What is asked:
Search the data for the word "than" and copy every line that contains it.

Task material:
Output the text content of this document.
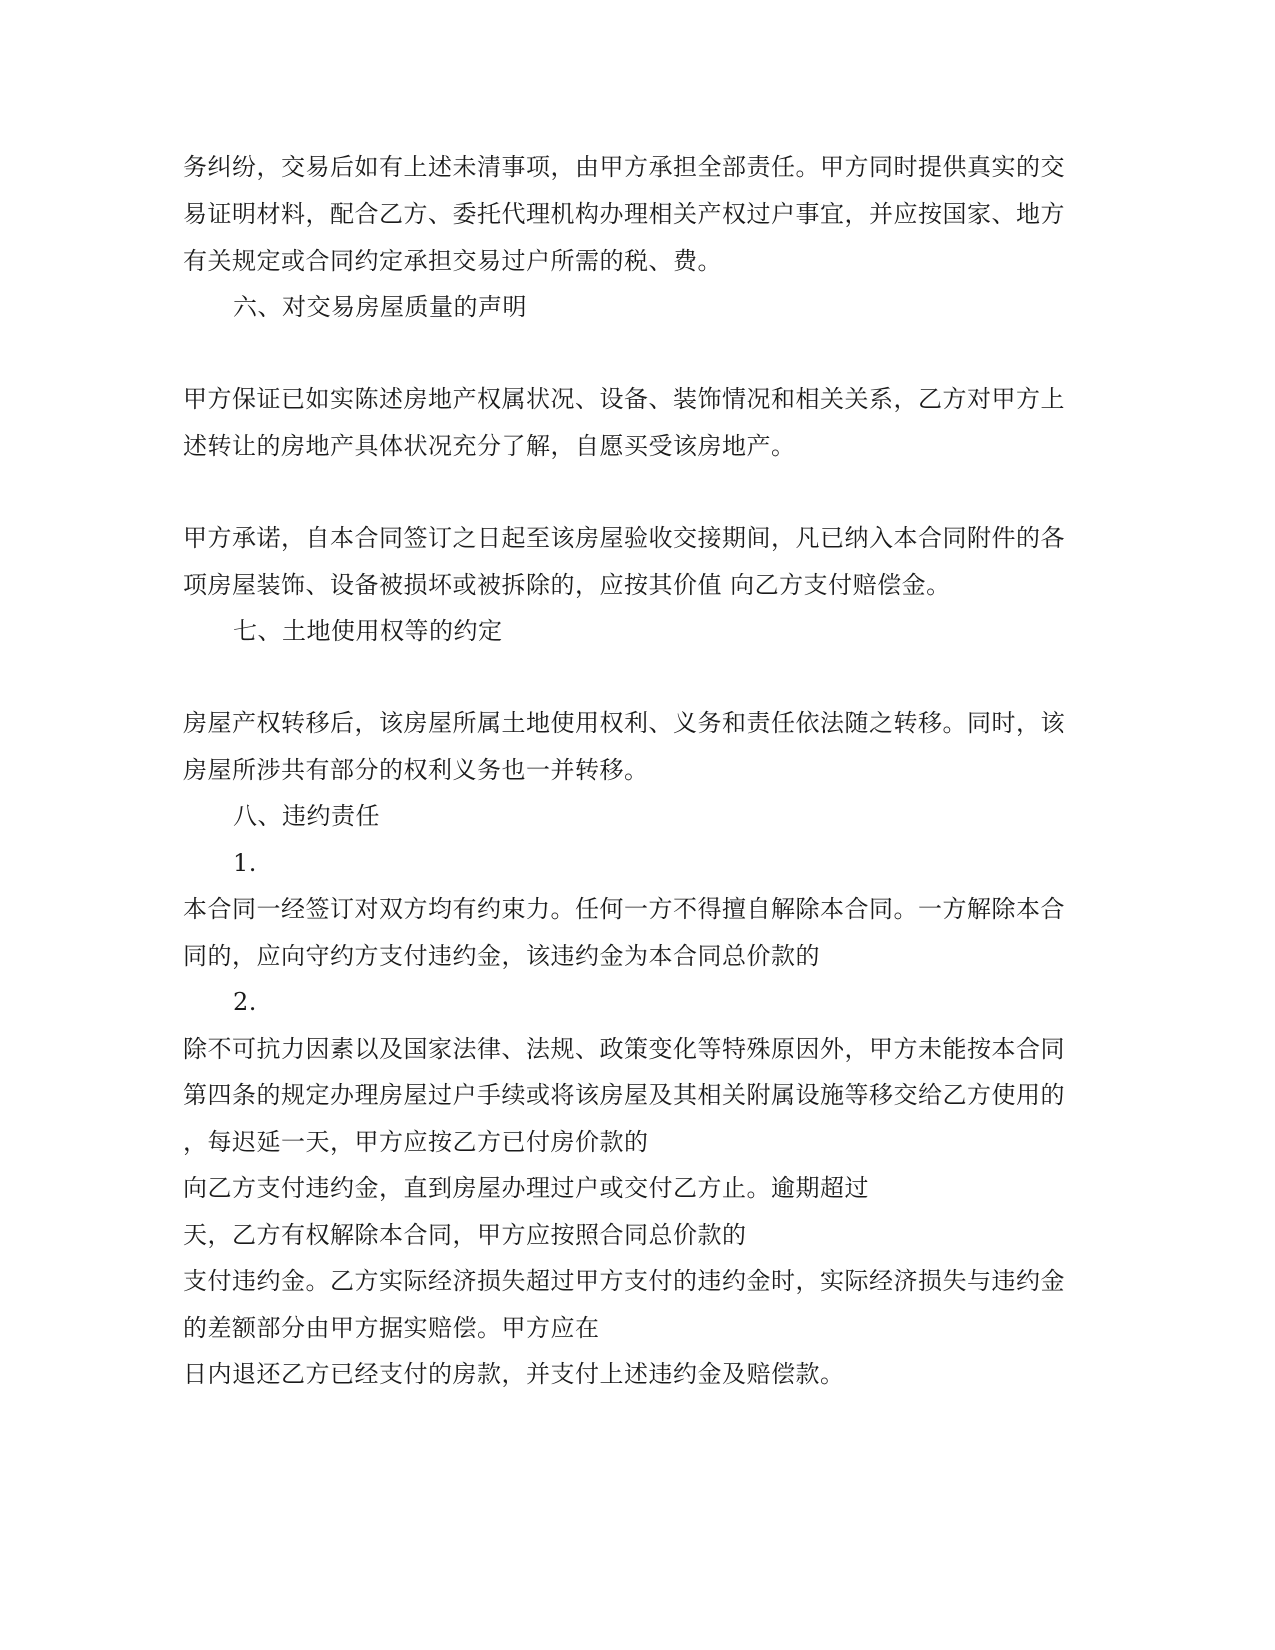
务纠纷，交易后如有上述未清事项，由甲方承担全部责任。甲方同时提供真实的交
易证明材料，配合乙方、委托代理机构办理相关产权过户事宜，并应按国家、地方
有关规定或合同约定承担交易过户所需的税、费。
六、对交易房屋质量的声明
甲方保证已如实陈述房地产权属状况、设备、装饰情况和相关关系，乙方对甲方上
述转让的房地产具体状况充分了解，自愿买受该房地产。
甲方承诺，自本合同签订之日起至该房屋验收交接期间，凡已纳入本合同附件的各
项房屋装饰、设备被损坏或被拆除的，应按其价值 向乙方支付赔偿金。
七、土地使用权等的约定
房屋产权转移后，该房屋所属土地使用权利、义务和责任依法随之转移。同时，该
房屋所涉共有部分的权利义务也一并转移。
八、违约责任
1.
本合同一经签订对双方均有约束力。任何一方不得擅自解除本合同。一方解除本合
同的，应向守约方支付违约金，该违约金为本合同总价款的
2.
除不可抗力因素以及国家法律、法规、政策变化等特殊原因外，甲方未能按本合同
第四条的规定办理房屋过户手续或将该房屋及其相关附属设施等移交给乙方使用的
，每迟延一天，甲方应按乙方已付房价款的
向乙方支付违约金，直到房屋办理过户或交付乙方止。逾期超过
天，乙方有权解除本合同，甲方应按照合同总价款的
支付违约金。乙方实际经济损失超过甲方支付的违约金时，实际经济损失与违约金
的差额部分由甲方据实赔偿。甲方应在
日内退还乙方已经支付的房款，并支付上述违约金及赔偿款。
* * *
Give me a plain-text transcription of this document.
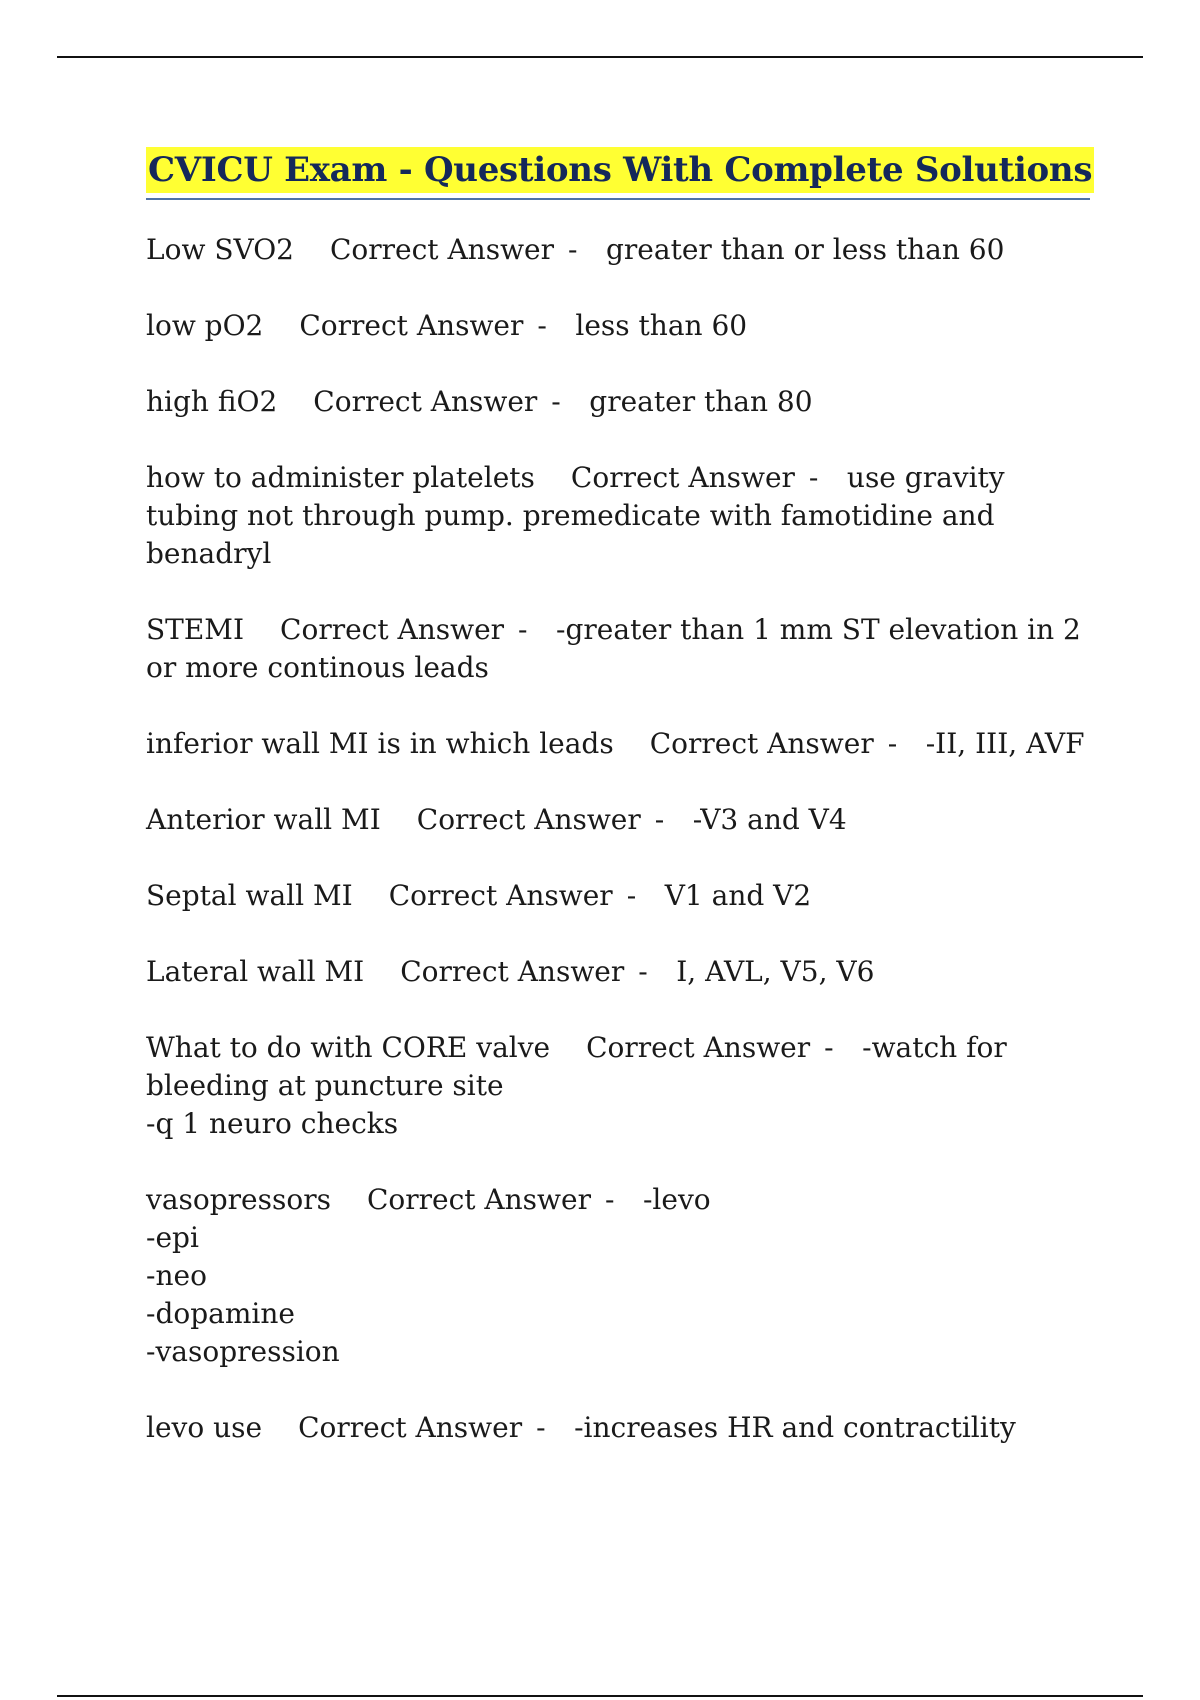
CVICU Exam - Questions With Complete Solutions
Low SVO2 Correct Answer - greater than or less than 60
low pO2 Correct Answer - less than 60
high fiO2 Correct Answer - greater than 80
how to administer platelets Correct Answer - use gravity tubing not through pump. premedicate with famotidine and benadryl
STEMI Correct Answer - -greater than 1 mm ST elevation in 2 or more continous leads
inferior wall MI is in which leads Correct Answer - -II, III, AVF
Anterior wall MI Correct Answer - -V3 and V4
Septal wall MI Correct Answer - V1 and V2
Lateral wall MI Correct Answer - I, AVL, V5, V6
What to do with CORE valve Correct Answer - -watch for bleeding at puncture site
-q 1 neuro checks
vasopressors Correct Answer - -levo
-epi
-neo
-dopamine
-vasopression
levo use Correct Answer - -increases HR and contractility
==
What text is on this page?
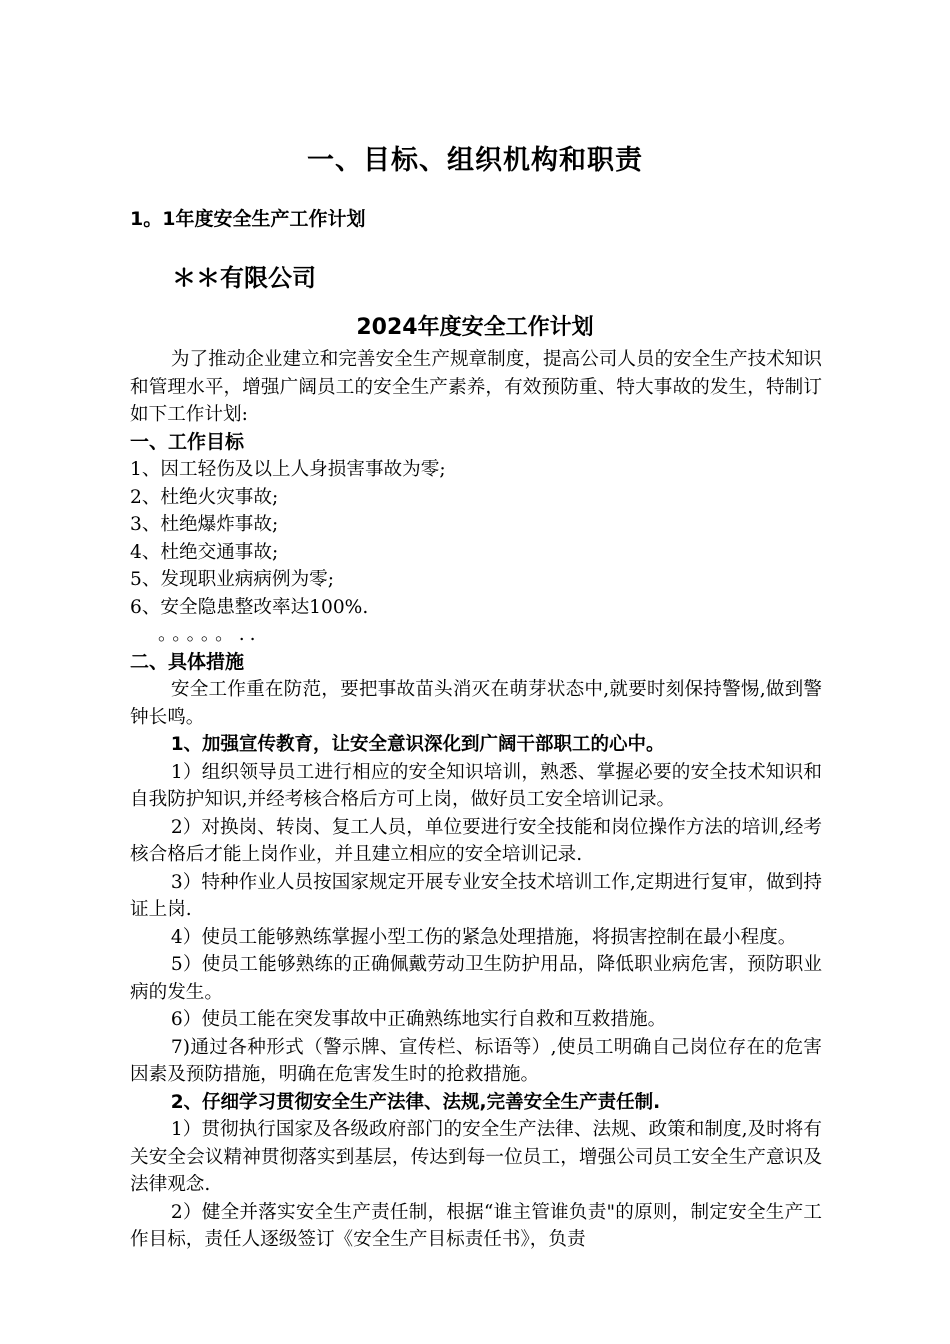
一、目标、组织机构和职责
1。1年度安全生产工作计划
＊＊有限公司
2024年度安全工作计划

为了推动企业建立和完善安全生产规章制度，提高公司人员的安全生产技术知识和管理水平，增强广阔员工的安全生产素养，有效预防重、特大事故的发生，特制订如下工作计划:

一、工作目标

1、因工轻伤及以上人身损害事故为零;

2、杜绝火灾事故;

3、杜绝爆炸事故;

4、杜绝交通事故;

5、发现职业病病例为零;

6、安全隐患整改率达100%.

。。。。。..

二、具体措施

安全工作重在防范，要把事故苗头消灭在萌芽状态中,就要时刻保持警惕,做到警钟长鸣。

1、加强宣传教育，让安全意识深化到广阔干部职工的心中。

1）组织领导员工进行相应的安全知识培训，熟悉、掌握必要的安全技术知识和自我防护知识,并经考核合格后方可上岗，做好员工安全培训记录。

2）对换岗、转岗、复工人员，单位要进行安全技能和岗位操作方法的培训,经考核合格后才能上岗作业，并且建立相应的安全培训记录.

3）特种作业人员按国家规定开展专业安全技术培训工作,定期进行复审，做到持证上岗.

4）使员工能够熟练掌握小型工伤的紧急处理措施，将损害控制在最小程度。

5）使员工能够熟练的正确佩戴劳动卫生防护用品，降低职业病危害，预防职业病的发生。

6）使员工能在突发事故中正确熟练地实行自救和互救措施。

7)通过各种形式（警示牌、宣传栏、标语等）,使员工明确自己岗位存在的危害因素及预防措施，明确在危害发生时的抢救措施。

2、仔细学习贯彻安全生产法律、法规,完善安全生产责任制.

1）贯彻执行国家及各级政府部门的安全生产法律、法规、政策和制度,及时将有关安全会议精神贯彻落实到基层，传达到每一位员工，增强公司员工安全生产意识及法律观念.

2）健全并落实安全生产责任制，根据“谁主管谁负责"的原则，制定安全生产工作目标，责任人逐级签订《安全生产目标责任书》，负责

Final result:
Low SVO2 Correct Answer - greater than or less than 60
low pO2 Correct Answer - less than 60
high fiO2 Correct Answer - greater than 80
STEMI Correct Answer - -greater than 1 mm ST elevation in 2 or more continous leads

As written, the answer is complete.